Below is a block of records; return all of them exactly, but without the images.

§ §

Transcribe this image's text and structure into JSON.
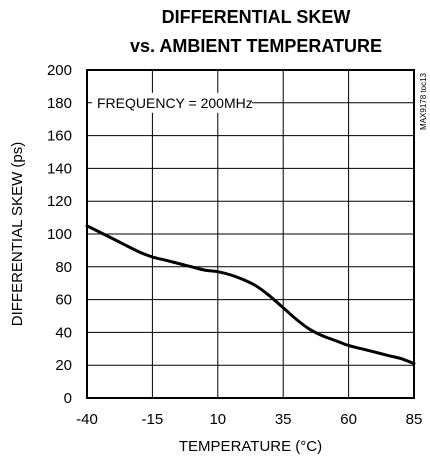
{
  "title_line1": "DIFFERENTIAL SKEW",
  "title_line2": "vs. AMBIENT TEMPERATURE",
  "part_number": "MAX9178 toc13",
  "chart_data": {
    "type": "line",
    "title": "DIFFERENTIAL SKEW vs. AMBIENT TEMPERATURE",
    "xlabel": "TEMPERATURE (°C)",
    "ylabel": "DIFFERENTIAL SKEW (ps)",
    "xlim": [
      -40,
      85
    ],
    "ylim": [
      0,
      200
    ],
    "x_ticks": [
      -40,
      -15,
      10,
      35,
      60,
      85
    ],
    "y_ticks": [
      0,
      20,
      40,
      60,
      80,
      100,
      120,
      140,
      160,
      180,
      200
    ],
    "grid": true,
    "annotation": "FREQUENCY = 200MHz",
    "line_color": "#000000",
    "series": [
      {
        "x": [
          -40,
          -30,
          -20,
          -15,
          -10,
          -5,
          0,
          5,
          10,
          15,
          20,
          25,
          30,
          35,
          40,
          45,
          50,
          55,
          60,
          65,
          70,
          75,
          80,
          85
        ],
        "values": [
          105,
          97,
          89,
          86,
          84,
          82,
          80,
          78,
          77,
          75,
          72,
          68,
          62,
          55,
          48,
          42,
          38,
          35,
          32,
          30,
          28,
          26,
          24,
          21
        ]
      }
    ]
  }
}
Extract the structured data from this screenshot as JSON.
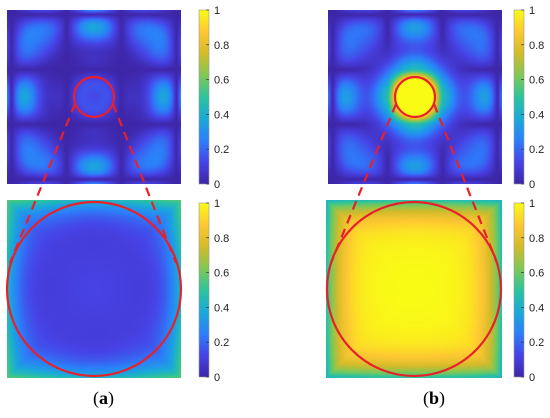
{
  "figure": {
    "panels": [
      {
        "label_open": "(",
        "label_letter": "a",
        "label_close": ")"
      },
      {
        "label_open": "(",
        "label_letter": "b",
        "label_close": ")"
      }
    ]
  },
  "colors": {
    "circle": "#e8202a",
    "colormap": [
      "#3e26a8",
      "#4743e6",
      "#2c7ffa",
      "#1aa9da",
      "#2dc49c",
      "#81c855",
      "#d3bb2a",
      "#fec833",
      "#f9fb15"
    ]
  },
  "chart_data": [
    {
      "type": "heatmap",
      "panel": "a",
      "view": "full",
      "colorbar": {
        "ticks": [
          0,
          0.2,
          0.4,
          0.6,
          0.8,
          1
        ],
        "tick_labels": [
          "0",
          "0.2",
          "0.4",
          "0.6",
          "0.8",
          "1"
        ],
        "range": [
          0,
          1
        ]
      },
      "center_value": 0.1,
      "annotation": "red circle marks central region, enlarged below"
    },
    {
      "type": "heatmap",
      "panel": "a",
      "view": "zoom",
      "colorbar": {
        "ticks": [
          0,
          0.2,
          0.4,
          0.6,
          0.8,
          1
        ],
        "tick_labels": [
          "0",
          "0.2",
          "0.4",
          "0.6",
          "0.8",
          "1"
        ],
        "range": [
          0,
          1
        ]
      },
      "center_value": 0.1,
      "corner_value": 0.45
    },
    {
      "type": "heatmap",
      "panel": "b",
      "view": "full",
      "colorbar": {
        "ticks": [
          0,
          0.2,
          0.4,
          0.6,
          0.8,
          1
        ],
        "tick_labels": [
          "0",
          "0.2",
          "0.4",
          "0.6",
          "0.8",
          "1"
        ],
        "range": [
          0,
          1
        ]
      },
      "center_value": 1.0,
      "annotation": "red circle marks central region, enlarged below"
    },
    {
      "type": "heatmap",
      "panel": "b",
      "view": "zoom",
      "colorbar": {
        "ticks": [
          0,
          0.2,
          0.4,
          0.6,
          0.8,
          1
        ],
        "tick_labels": [
          "0",
          "0.2",
          "0.4",
          "0.6",
          "0.8",
          "1"
        ],
        "range": [
          0,
          1
        ]
      },
      "center_value": 1.0,
      "corner_value": 0.55
    }
  ]
}
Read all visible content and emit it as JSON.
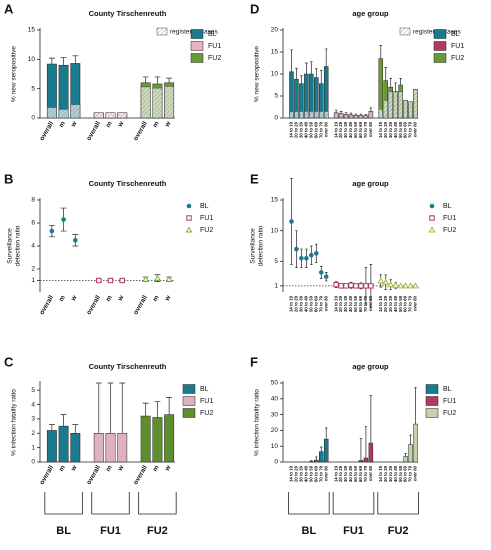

§ §

> THE SOLUTION:
Transcribe this image's text and structure into JSON.
{
  "title_line1": "DIFFERENTIAL SKEW",
  "title_line2": "vs. AMBIENT TEMPERATURE",
  "part_number": "MAX9178 toc13",
  "chart_data": {
    "type": "line",
    "title": "DIFFERENTIAL SKEW vs. AMBIENT TEMPERATURE",
    "xlabel": "TEMPERATURE (°C)",
    "ylabel": "DIFFERENTIAL SKEW (ps)",
    "xlim": [
      -40,
      85
    ],
    "ylim": [
      0,
      200
    ],
    "x_ticks": [
      -40,
      -15,
      10,
      35,
      60,
      85
    ],
    "y_ticks": [
      0,
      20,
      40,
      60,
      80,
      100,
      120,
      140,
      160,
      180,
      200
    ],
    "grid": true,
    "annotation": "FREQUENCY = 200MHz",
    "line_color": "#000000",
    "series": [
      {
        "x": [
          -40,
          -30,
          -20,
          -15,
          -10,
          -5,
          0,
          5,
          10,
          15,
          20,
          25,
          30,
          35,
          40,
          45,
          50,
          55,
          60,
          65,
          70,
          75,
          80,
          85
        ],
        "values": [
          105,
          97,
          89,
          86,
          84,
          82,
          80,
          78,
          77,
          75,
          72,
          68,
          62,
          55,
          48,
          42,
          38,
          35,
          32,
          30,
          28,
          26,
          24,
          21
        ]
      }
    ]
  }
}
Extract the structured data from this screenshot as JSON.
{
  "figure": {
    "panels": [
      {
        "label_open": "(",
        "label_letter": "a",
        "label_close": ")"
      },
      {
        "label_open": "(",
        "label_letter": "b",
        "label_close": ")"
      }
    ]
  },
  "colors": {
    "circle": "#e8202a",
    "colormap": [
      "#3e26a8",
      "#4743e6",
      "#2c7ffa",
      "#1aa9da",
      "#2dc49c",
      "#81c855",
      "#d3bb2a",
      "#fec833",
      "#f9fb15"
    ]
  },
  "chart_data": [
    {
      "type": "heatmap",
      "panel": "a",
      "view": "full",
      "colorbar": {
        "ticks": [
          0,
          0.2,
          0.4,
          0.6,
          0.8,
          1
        ],
        "tick_labels": [
          "0",
          "0.2",
          "0.4",
          "0.6",
          "0.8",
          "1"
        ],
        "range": [
          0,
          1
        ]
      },
      "center_value": 0.1,
      "annotation": "red circle marks central region, enlarged below"
    },
    {
      "type": "heatmap",
      "panel": "a",
      "view": "zoom",
      "colorbar": {
        "ticks": [
          0,
          0.2,
          0.4,
          0.6,
          0.8,
          1
        ],
        "tick_labels": [
          "0",
          "0.2",
          "0.4",
          "0.6",
          "0.8",
          "1"
        ],
        "range": [
          0,
          1
        ]
      },
      "center_value": 0.1,
      "corner_value": 0.45
    },
    {
      "type": "heatmap",
      "panel": "b",
      "view": "full",
      "colorbar": {
        "ticks": [
          0,
          0.2,
          0.4,
          0.6,
          0.8,
          1
        ],
        "tick_labels": [
          "0",
          "0.2",
          "0.4",
          "0.6",
          "0.8",
          "1"
        ],
        "range": [
          0,
          1
        ]
      },
      "center_value": 1.0,
      "annotation": "red circle marks central region, enlarged below"
    },
    {
      "type": "heatmap",
      "panel": "b",
      "view": "zoom",
      "colorbar": {
        "ticks": [
          0,
          0.2,
          0.4,
          0.6,
          0.8,
          1
        ],
        "tick_labels": [
          "0",
          "0.2",
          "0.4",
          "0.6",
          "0.8",
          "1"
        ],
        "range": [
          0,
          1
        ]
      },
      "center_value": 1.0,
      "corner_value": 0.55
    }
  ]
}
Read all visible content and emit it as JSON.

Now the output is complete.